Short exercise ▸ Here are some records; copy every line that holds the word "TradingView".

Items ▸
================================

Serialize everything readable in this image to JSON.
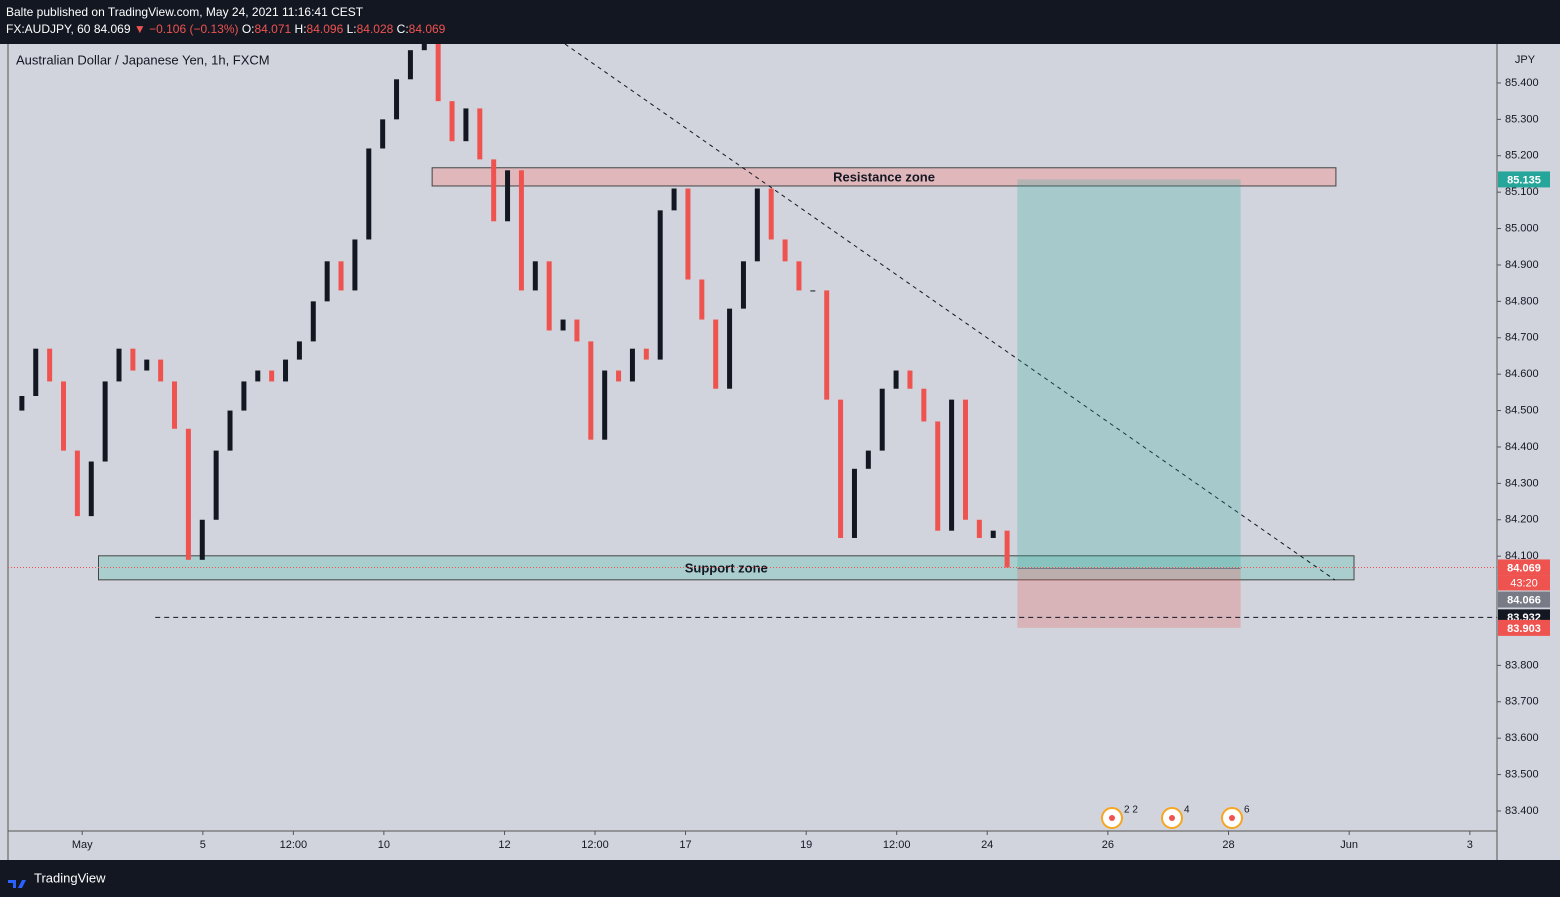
{
  "header": {
    "author": "Balte published on TradingView.com, May 24, 2021 11:16:41 CEST",
    "symbol": "FX:AUDJPY, 60",
    "last": "84.069",
    "change": "▼ −0.106 (−0.13%)",
    "ohlc": [
      {
        "label": "O:",
        "value": "84.071"
      },
      {
        "label": "H:",
        "value": "84.096"
      },
      {
        "label": "L:",
        "value": "84.028"
      },
      {
        "label": "C:",
        "value": "84.069"
      }
    ]
  },
  "chart_data": {
    "type": "candlestick",
    "title": "Australian Dollar / Japanese Yen, 1h, FXCM",
    "currency": "JPY",
    "up_color": "#131722",
    "down_color": "#ef5350",
    "x": [
      -1.0,
      -0.77,
      -0.54,
      -0.31,
      -0.08,
      0.15,
      0.38,
      0.61,
      0.84,
      1.07,
      1.3,
      1.53,
      1.76,
      1.99,
      2.22,
      2.45,
      2.68,
      2.91,
      3.14,
      3.37,
      3.6,
      3.83,
      4.06,
      4.29,
      4.52,
      4.75,
      4.98,
      5.21,
      5.44,
      5.67,
      5.9,
      6.13,
      6.36,
      6.59,
      6.82,
      7.05,
      7.28,
      7.51,
      7.74,
      7.97,
      8.2,
      8.43,
      8.66,
      8.89,
      9.12,
      9.35,
      9.58,
      9.81,
      10.04,
      10.27,
      10.5,
      10.73,
      10.96,
      11.19,
      11.42,
      11.65,
      11.88,
      12.11,
      12.34,
      12.57,
      12.8,
      13.03,
      13.26,
      13.49,
      13.72,
      13.95,
      14.18,
      14.41,
      14.64,
      14.87,
      15.1,
      15.33
    ],
    "open": [
      84.5,
      84.54,
      84.67,
      84.58,
      84.39,
      84.21,
      84.36,
      84.58,
      84.67,
      84.61,
      84.64,
      84.58,
      84.45,
      84.09,
      84.2,
      84.39,
      84.5,
      84.58,
      84.61,
      84.58,
      84.64,
      84.69,
      84.8,
      84.91,
      84.83,
      84.97,
      85.22,
      85.3,
      85.41,
      85.49,
      85.52,
      85.35,
      85.24,
      85.33,
      85.19,
      85.02,
      85.16,
      84.83,
      84.91,
      84.72,
      84.75,
      84.69,
      84.42,
      84.61,
      84.58,
      84.67,
      84.64,
      85.05,
      85.11,
      84.86,
      84.75,
      84.56,
      84.78,
      84.91,
      85.11,
      84.97,
      84.91,
      84.83,
      84.83,
      84.53,
      84.15,
      84.34,
      84.39,
      84.56,
      84.61,
      84.56,
      84.47,
      84.17,
      84.53,
      84.2,
      84.15,
      84.17
    ],
    "close": [
      84.54,
      84.67,
      84.58,
      84.39,
      84.21,
      84.36,
      84.58,
      84.67,
      84.61,
      84.64,
      84.58,
      84.45,
      84.09,
      84.2,
      84.39,
      84.5,
      84.58,
      84.61,
      84.58,
      84.64,
      84.69,
      84.8,
      84.91,
      84.83,
      84.97,
      85.22,
      85.3,
      85.41,
      85.49,
      85.52,
      85.35,
      85.24,
      85.33,
      85.19,
      85.02,
      85.16,
      84.83,
      84.91,
      84.72,
      84.75,
      84.69,
      84.42,
      84.61,
      84.58,
      84.67,
      84.64,
      85.05,
      85.11,
      84.86,
      84.75,
      84.56,
      84.78,
      84.91,
      85.11,
      84.97,
      84.91,
      84.83,
      84.83,
      84.53,
      84.15,
      84.34,
      84.39,
      84.56,
      84.61,
      84.56,
      84.47,
      84.17,
      84.53,
      84.2,
      84.15,
      84.17,
      84.069
    ],
    "xlim": [
      -1.23,
      23.45
    ],
    "ylim": [
      83.345,
      85.507
    ],
    "xticks": [
      {
        "value": 0,
        "label": "May"
      },
      {
        "value": 2,
        "label": "5"
      },
      {
        "value": 3.5,
        "label": "12:00"
      },
      {
        "value": 5,
        "label": "10"
      },
      {
        "value": 7,
        "label": "12"
      },
      {
        "value": 8.5,
        "label": "12:00"
      },
      {
        "value": 10,
        "label": "17"
      },
      {
        "value": 12,
        "label": "19"
      },
      {
        "value": 13.5,
        "label": "12:00"
      },
      {
        "value": 15,
        "label": "24"
      },
      {
        "value": 17,
        "label": "26"
      },
      {
        "value": 19,
        "label": "28"
      },
      {
        "value": 21,
        "label": "Jun"
      },
      {
        "value": 23,
        "label": "3"
      }
    ],
    "yticks": [
      {
        "value": 83.4,
        "label": "83.400"
      },
      {
        "value": 83.5,
        "label": "83.500"
      },
      {
        "value": 83.6,
        "label": "83.600"
      },
      {
        "value": 83.7,
        "label": "83.700"
      },
      {
        "value": 83.8,
        "label": "83.800"
      },
      {
        "value": 84.1,
        "label": "84.100"
      },
      {
        "value": 84.2,
        "label": "84.200"
      },
      {
        "value": 84.3,
        "label": "84.300"
      },
      {
        "value": 84.4,
        "label": "84.400"
      },
      {
        "value": 84.5,
        "label": "84.500"
      },
      {
        "value": 84.6,
        "label": "84.600"
      },
      {
        "value": 84.7,
        "label": "84.700"
      },
      {
        "value": 84.8,
        "label": "84.800"
      },
      {
        "value": 84.9,
        "label": "84.900"
      },
      {
        "value": 85.0,
        "label": "85.000"
      },
      {
        "value": 85.1,
        "label": "85.100"
      },
      {
        "value": 85.2,
        "label": "85.200"
      },
      {
        "value": 85.3,
        "label": "85.300"
      },
      {
        "value": 85.4,
        "label": "85.400"
      }
    ],
    "grid": false,
    "price_labels": [
      {
        "value": 85.135,
        "color": "#26a69a"
      },
      {
        "value": 84.069,
        "color": "#ef5350",
        "countdown": "43:20"
      },
      {
        "value": 84.066,
        "color": "#787b86"
      },
      {
        "value": 83.932,
        "color": "#131722"
      },
      {
        "value": 83.903,
        "color": "#ef5350"
      }
    ],
    "zones": [
      {
        "label": "Resistance zone",
        "x": [
          5.8,
          20.78
        ],
        "y": [
          85.117,
          85.167
        ],
        "color": "#e3b3b6"
      },
      {
        "label": "Support zone",
        "x": [
          0.27,
          21.08
        ],
        "y": [
          84.035,
          84.101
        ],
        "color": "#a3cbca"
      }
    ],
    "position": {
      "x": [
        15.5,
        19.2
      ],
      "entry": 84.066,
      "target": 85.135,
      "stop": 83.903
    },
    "stop_line": {
      "x": 1.21,
      "value": 83.932
    },
    "event_counts": [
      "2 2",
      "4",
      "6"
    ]
  },
  "footer": {
    "brand": "TradingView"
  }
}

================================

Output for this task ▸
    "author": "Balte published on TradingView.com, May 24, 2021 11:16:41 CEST",
    "brand": "TradingView"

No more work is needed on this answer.